▶ Task goal
Extract the entries in their exact form.

▶ The records
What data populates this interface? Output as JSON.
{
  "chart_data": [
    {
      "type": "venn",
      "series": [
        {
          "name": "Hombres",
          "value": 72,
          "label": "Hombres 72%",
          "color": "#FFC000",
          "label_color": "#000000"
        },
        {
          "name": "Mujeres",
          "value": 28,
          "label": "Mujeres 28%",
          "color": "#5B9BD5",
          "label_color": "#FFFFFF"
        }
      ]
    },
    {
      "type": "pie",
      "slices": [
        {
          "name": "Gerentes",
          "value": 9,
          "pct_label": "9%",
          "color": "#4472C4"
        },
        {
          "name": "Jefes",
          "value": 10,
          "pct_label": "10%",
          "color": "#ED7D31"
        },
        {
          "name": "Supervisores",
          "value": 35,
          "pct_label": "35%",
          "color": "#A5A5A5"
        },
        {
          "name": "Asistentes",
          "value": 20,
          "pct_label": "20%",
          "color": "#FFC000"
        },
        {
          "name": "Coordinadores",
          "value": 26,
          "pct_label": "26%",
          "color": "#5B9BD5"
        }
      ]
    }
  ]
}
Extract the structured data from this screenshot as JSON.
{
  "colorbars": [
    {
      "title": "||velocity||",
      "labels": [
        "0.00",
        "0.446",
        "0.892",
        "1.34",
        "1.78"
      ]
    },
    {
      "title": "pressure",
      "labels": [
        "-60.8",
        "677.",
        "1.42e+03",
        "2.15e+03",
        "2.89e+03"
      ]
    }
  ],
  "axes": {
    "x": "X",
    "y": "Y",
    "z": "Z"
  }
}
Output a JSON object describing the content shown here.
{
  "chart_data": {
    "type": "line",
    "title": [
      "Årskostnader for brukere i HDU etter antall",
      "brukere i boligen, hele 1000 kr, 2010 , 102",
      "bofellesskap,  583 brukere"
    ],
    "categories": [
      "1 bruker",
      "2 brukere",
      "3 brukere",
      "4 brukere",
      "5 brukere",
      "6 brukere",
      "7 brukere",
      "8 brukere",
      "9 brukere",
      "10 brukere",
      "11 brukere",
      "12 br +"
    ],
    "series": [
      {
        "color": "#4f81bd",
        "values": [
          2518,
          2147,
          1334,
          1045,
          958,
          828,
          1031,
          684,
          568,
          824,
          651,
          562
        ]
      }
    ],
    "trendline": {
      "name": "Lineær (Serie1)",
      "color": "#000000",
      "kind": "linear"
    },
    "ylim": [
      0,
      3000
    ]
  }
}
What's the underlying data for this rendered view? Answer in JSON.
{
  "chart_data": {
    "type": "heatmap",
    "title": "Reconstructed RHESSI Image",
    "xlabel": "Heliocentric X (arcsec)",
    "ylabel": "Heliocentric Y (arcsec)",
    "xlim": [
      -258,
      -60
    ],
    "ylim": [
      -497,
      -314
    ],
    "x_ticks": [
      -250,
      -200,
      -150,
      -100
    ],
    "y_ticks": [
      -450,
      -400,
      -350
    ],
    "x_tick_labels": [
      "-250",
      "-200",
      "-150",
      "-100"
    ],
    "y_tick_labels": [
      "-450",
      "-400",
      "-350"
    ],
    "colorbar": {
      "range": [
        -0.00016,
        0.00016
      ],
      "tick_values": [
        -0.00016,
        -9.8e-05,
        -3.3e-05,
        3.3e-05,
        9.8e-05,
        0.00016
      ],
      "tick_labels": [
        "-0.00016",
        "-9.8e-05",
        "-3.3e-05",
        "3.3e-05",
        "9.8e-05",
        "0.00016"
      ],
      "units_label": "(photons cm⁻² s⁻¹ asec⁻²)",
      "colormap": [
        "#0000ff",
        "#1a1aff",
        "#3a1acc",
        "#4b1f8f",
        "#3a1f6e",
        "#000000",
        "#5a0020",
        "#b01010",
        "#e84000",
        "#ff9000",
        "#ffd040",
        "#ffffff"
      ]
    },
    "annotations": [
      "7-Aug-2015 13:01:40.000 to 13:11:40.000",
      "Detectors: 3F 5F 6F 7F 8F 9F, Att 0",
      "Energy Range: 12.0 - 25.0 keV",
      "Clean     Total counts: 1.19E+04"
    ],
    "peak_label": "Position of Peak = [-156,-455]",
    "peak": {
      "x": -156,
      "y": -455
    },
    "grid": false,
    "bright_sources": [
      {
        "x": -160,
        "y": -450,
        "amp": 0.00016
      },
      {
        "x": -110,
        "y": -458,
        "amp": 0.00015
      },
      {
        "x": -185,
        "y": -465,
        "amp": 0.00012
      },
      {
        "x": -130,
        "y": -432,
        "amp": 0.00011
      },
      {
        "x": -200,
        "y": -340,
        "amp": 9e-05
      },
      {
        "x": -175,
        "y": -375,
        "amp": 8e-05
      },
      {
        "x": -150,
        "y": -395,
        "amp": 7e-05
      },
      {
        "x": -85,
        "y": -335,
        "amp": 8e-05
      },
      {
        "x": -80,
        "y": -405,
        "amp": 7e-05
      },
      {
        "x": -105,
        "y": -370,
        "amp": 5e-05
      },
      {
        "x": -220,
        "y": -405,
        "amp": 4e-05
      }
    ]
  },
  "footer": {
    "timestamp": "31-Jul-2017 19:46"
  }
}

▶ Response below
What data populates this interface? Output as JSON.
{
  "chart_data": [
    {
      "type": "venn",
      "series": [
        {
          "name": "Hombres",
          "value": 72,
          "label": "Hombres 72%",
          "color": "#FFC000",
          "label_color": "#000000"
        },
        {
          "name": "Mujeres",
          "value": 28,
          "label": "Mujeres 28%",
          "color": "#5B9BD5",
          "label_color": "#FFFFFF"
        }
      ]
    },
    {
      "type": "pie",
      "slices": [
        {
          "name": "Gerentes",
          "value": 9,
          "pct_label": "9%",
          "color": "#4472C4"
        },
        {
          "name": "Jefes",
          "value": 10,
          "pct_label": "10%",
          "color": "#ED7D31"
        },
        {
          "name": "Supervisores",
          "value": 35,
          "pct_label": "35%",
          "color": "#A5A5A5"
        },
        {
          "name": "Asistentes",
          "value": 20,
          "pct_label": "20%",
          "color": "#FFC000"
        },
        {
          "name": "Coordinadores",
          "value": 26,
          "pct_label": "26%",
          "color": "#5B9BD5"
        }
      ]
    }
  ]
}
Extract the structured data from this screenshot as JSON.
{
  "colorbars": [
    {
      "title": "||velocity||",
      "labels": [
        "0.00",
        "0.446",
        "0.892",
        "1.34",
        "1.78"
      ]
    },
    {
      "title": "pressure",
      "labels": [
        "-60.8",
        "677.",
        "1.42e+03",
        "2.15e+03",
        "2.89e+03"
      ]
    }
  ],
  "axes": {
    "x": "X",
    "y": "Y",
    "z": "Z"
  }
}
Output a JSON object describing the content shown here.
{
  "chart_data": {
    "type": "line",
    "title": [
      "Årskostnader for brukere i HDU etter antall",
      "brukere i boligen, hele 1000 kr, 2010 , 102",
      "bofellesskap,  583 brukere"
    ],
    "categories": [
      "1 bruker",
      "2 brukere",
      "3 brukere",
      "4 brukere",
      "5 brukere",
      "6 brukere",
      "7 brukere",
      "8 brukere",
      "9 brukere",
      "10 brukere",
      "11 brukere",
      "12 br +"
    ],
    "series": [
      {
        "color": "#4f81bd",
        "values": [
          2518,
          2147,
          1334,
          1045,
          958,
          828,
          1031,
          684,
          568,
          824,
          651,
          562
        ]
      }
    ],
    "trendline": {
      "name": "Lineær (Serie1)",
      "color": "#000000",
      "kind": "linear"
    },
    "ylim": [
      0,
      3000
    ]
  }
}
What's the underlying data for this rendered view? Answer in JSON.
{
  "chart_data": {
    "type": "heatmap",
    "title": "Reconstructed RHESSI Image",
    "xlabel": "Heliocentric X (arcsec)",
    "ylabel": "Heliocentric Y (arcsec)",
    "xlim": [
      -258,
      -60
    ],
    "ylim": [
      -497,
      -314
    ],
    "x_ticks": [
      -250,
      -200,
      -150,
      -100
    ],
    "y_ticks": [
      -450,
      -400,
      -350
    ],
    "x_tick_labels": [
      "-250",
      "-200",
      "-150",
      "-100"
    ],
    "y_tick_labels": [
      "-450",
      "-400",
      "-350"
    ],
    "colorbar": {
      "range": [
        -0.00016,
        0.00016
      ],
      "tick_values": [
        -0.00016,
        -9.8e-05,
        -3.3e-05,
        3.3e-05,
        9.8e-05,
        0.00016
      ],
      "tick_labels": [
        "-0.00016",
        "-9.8e-05",
        "-3.3e-05",
        "3.3e-05",
        "9.8e-05",
        "0.00016"
      ],
      "units_label": "(photons cm⁻² s⁻¹ asec⁻²)",
      "colormap": [
        "#0000ff",
        "#1a1aff",
        "#3a1acc",
        "#4b1f8f",
        "#3a1f6e",
        "#000000",
        "#5a0020",
        "#b01010",
        "#e84000",
        "#ff9000",
        "#ffd040",
        "#ffffff"
      ]
    },
    "annotations": [
      "7-Aug-2015 13:01:40.000 to 13:11:40.000",
      "Detectors: 3F 5F 6F 7F 8F 9F, Att 0",
      "Energy Range: 12.0 - 25.0 keV",
      "Clean     Total counts: 1.19E+04"
    ],
    "peak_label": "Position of Peak = [-156,-455]",
    "peak": {
      "x": -156,
      "y": -455
    },
    "grid": false,
    "bright_sources": [
      {
        "x": -160,
        "y": -450,
        "amp": 0.00016
      },
      {
        "x": -110,
        "y": -458,
        "amp": 0.00015
      },
      {
        "x": -185,
        "y": -465,
        "amp": 0.00012
      },
      {
        "x": -130,
        "y": -432,
        "amp": 0.00011
      },
      {
        "x": -200,
        "y": -340,
        "amp": 9e-05
      },
      {
        "x": -175,
        "y": -375,
        "amp": 8e-05
      },
      {
        "x": -150,
        "y": -395,
        "amp": 7e-05
      },
      {
        "x": -85,
        "y": -335,
        "amp": 8e-05
      },
      {
        "x": -80,
        "y": -405,
        "amp": 7e-05
      },
      {
        "x": -105,
        "y": -370,
        "amp": 5e-05
      },
      {
        "x": -220,
        "y": -405,
        "amp": 4e-05
      }
    ]
  },
  "footer": {
    "timestamp": "31-Jul-2017 19:46"
  }
}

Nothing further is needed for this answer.